───── Source records
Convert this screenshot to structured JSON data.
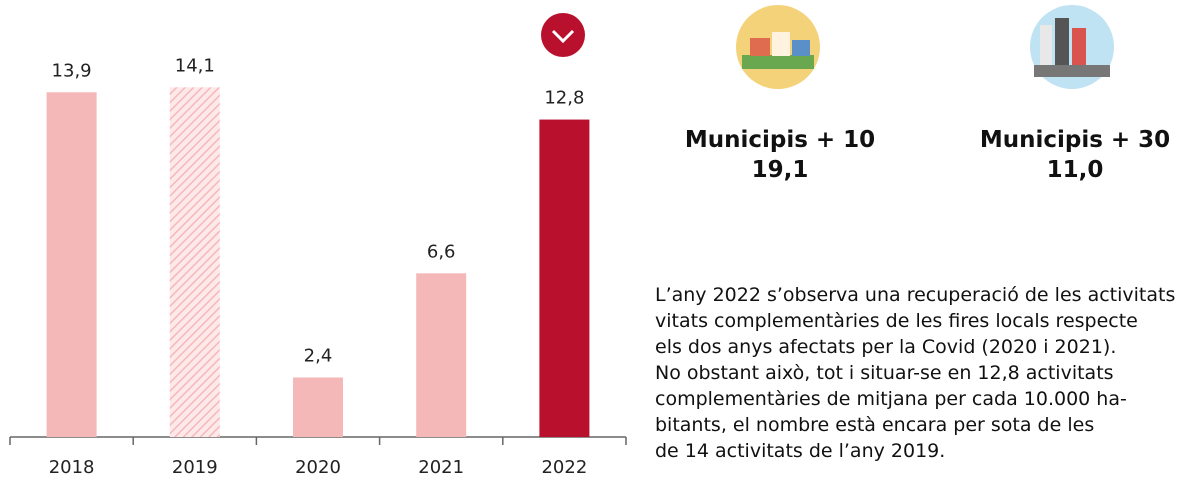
{
  "chart_data": {
    "type": "bar",
    "categories": [
      "2018",
      "2019",
      "2020",
      "2021",
      "2022"
    ],
    "values": [
      13.9,
      14.1,
      2.4,
      6.6,
      12.8
    ],
    "value_labels": [
      "13,9",
      "14,1",
      "2,4",
      "6,6",
      "12,8"
    ],
    "colors": [
      "#f5b8b9",
      "#f5b8b9",
      "#f5b8b9",
      "#f5b8b9",
      "#b8102d"
    ],
    "hatched": [
      false,
      true,
      false,
      false,
      false
    ]
  },
  "stats": [
    {
      "label": "Municipis + 10",
      "value": "19,1"
    },
    {
      "label": "Municipis + 30",
      "value": "11,0"
    }
  ],
  "paragraph": {
    "lines": [
      "L’any 2022 s’observa una recuperació de les activitats",
      "vitats complementàries de les fires locals respecte",
      "els dos anys afectats per la Covid (2020 i 2021).",
      "No obstant això, tot i situar-se en 12,8 activitats",
      "complementàries de mitjana per cada 10.000 ha-",
      "bitants, el nombre està encara per sota de les",
      "de 14 activitats de l’any 2019."
    ]
  }
}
──────────
Your task is to transcribe all of the records precisely, with no images included.

Convert this screenshot to structured JSON data.
{
  "chart_data": {
    "type": "bar",
    "categories": [
      "2018",
      "2019",
      "2020",
      "2021",
      "2022"
    ],
    "values": [
      13.9,
      14.1,
      2.4,
      6.6,
      12.8
    ],
    "value_labels": [
      "13,9",
      "14,1",
      "2,4",
      "6,6",
      "12,8"
    ],
    "colors": [
      "#f5b8b9",
      "#f5b8b9",
      "#f5b8b9",
      "#f5b8b9",
      "#b8102d"
    ],
    "hatched": [
      false,
      true,
      false,
      false,
      false
    ]
  },
  "stats": [
    {
      "label": "Municipis + 10",
      "value": "19,1"
    },
    {
      "label": "Municipis + 30",
      "value": "11,0"
    }
  ],
  "paragraph": {
    "lines": [
      "L’any 2022 s’observa una recuperació de les activitats",
      "vitats complementàries de les fires locals respecte",
      "els dos anys afectats per la Covid (2020 i 2021).",
      "No obstant això, tot i situar-se en 12,8 activitats",
      "complementàries de mitjana per cada 10.000 ha-",
      "bitants, el nombre està encara per sota de les",
      "de 14 activitats de l’any 2019."
    ]
  }
}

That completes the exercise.